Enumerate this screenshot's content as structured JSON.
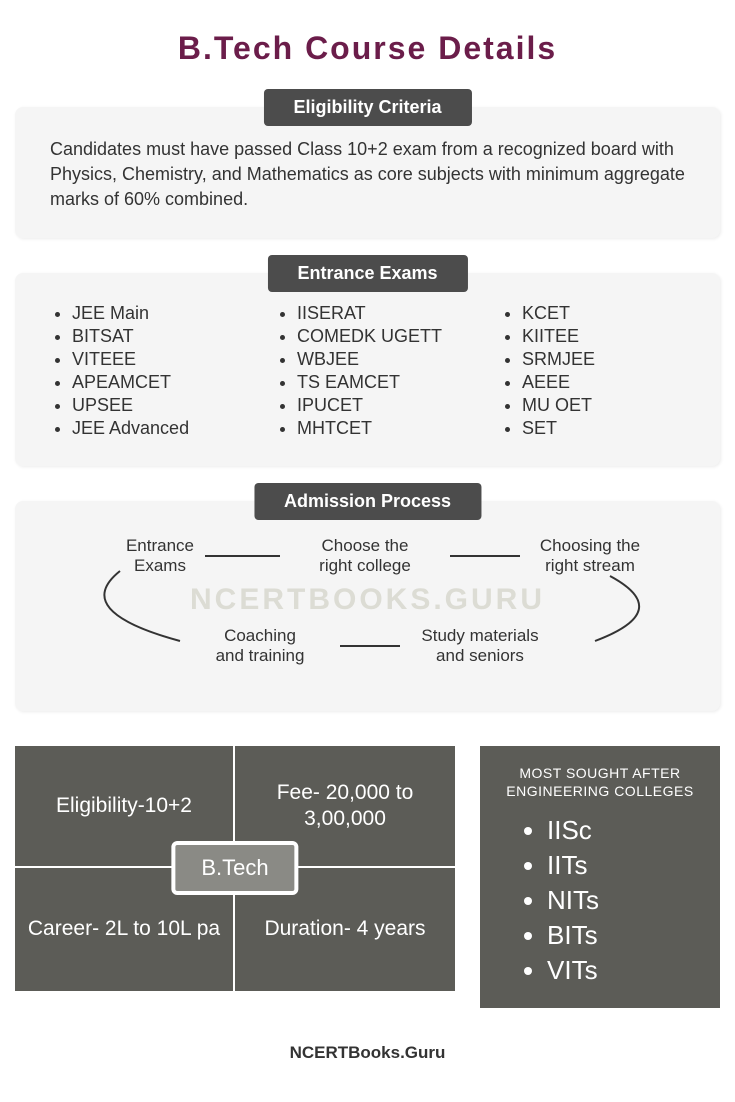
{
  "colors": {
    "title": "#6b1d4a",
    "header_bg": "#4c4c4c",
    "card_bg": "#f5f5f5",
    "dark_panel": "#5c5c57",
    "quad_center": "#8a8a85",
    "watermark": "#dcdcd4",
    "text": "#333333"
  },
  "title": "B.Tech Course Details",
  "eligibility": {
    "header": "Eligibility Criteria",
    "text": "Candidates must have passed Class 10+2 exam from a recognized board with Physics, Chemistry, and Mathematics as core subjects with minimum aggregate marks of 60% combined."
  },
  "exams": {
    "header": "Entrance Exams",
    "col1": [
      "JEE Main",
      "BITSAT",
      "VITEEE",
      "APEAMCET",
      "UPSEE",
      "JEE Advanced"
    ],
    "col2": [
      "IISERAT",
      "COMEDK UGETT",
      "WBJEE",
      "TS EAMCET",
      "IPUCET",
      "MHTCET"
    ],
    "col3": [
      "KCET",
      "KIITEE",
      "SRMJEE",
      "AEEE",
      "MU OET",
      "SET"
    ]
  },
  "process": {
    "header": "Admission Process",
    "steps": {
      "s1": "Entrance\nExams",
      "s2": "Choose the\nright college",
      "s3": "Choosing the\nright stream",
      "s4": "Coaching\nand training",
      "s5": "Study materials\nand seniors"
    }
  },
  "watermark": "NCERTBOOKS.GURU",
  "quad": {
    "tl": "Eligibility-10+2",
    "tr": "Fee- 20,000 to 3,00,000",
    "bl": "Career- 2L to 10L pa",
    "br": "Duration- 4 years",
    "center": "B.Tech"
  },
  "colleges": {
    "title": "MOST SOUGHT AFTER ENGINEERING COLLEGES",
    "items": [
      "IISc",
      "IITs",
      "NITs",
      "BITs",
      "VITs"
    ]
  },
  "footer": "NCERTBooks.Guru"
}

#### [TASK DESCRIPTION]
Can the entries above be repeated exactly, without their pictures?

#### [ANSWER IN FULL]
Enumerate this screenshot's content as structured JSON.
{
  "colors": {
    "title": "#6b1d4a",
    "header_bg": "#4c4c4c",
    "card_bg": "#f5f5f5",
    "dark_panel": "#5c5c57",
    "quad_center": "#8a8a85",
    "watermark": "#dcdcd4",
    "text": "#333333"
  },
  "title": "B.Tech Course Details",
  "eligibility": {
    "header": "Eligibility Criteria",
    "text": "Candidates must have passed Class 10+2 exam from a recognized board with Physics, Chemistry, and Mathematics as core subjects with minimum aggregate marks of 60% combined."
  },
  "exams": {
    "header": "Entrance Exams",
    "col1": [
      "JEE Main",
      "BITSAT",
      "VITEEE",
      "APEAMCET",
      "UPSEE",
      "JEE Advanced"
    ],
    "col2": [
      "IISERAT",
      "COMEDK UGETT",
      "WBJEE",
      "TS EAMCET",
      "IPUCET",
      "MHTCET"
    ],
    "col3": [
      "KCET",
      "KIITEE",
      "SRMJEE",
      "AEEE",
      "MU OET",
      "SET"
    ]
  },
  "process": {
    "header": "Admission Process",
    "steps": {
      "s1": "Entrance\nExams",
      "s2": "Choose the\nright college",
      "s3": "Choosing the\nright stream",
      "s4": "Coaching\nand training",
      "s5": "Study materials\nand seniors"
    }
  },
  "watermark": "NCERTBOOKS.GURU",
  "quad": {
    "tl": "Eligibility-10+2",
    "tr": "Fee- 20,000 to 3,00,000",
    "bl": "Career- 2L to 10L pa",
    "br": "Duration- 4 years",
    "center": "B.Tech"
  },
  "colleges": {
    "title": "MOST SOUGHT AFTER ENGINEERING COLLEGES",
    "items": [
      "IISc",
      "IITs",
      "NITs",
      "BITs",
      "VITs"
    ]
  },
  "footer": "NCERTBooks.Guru"
}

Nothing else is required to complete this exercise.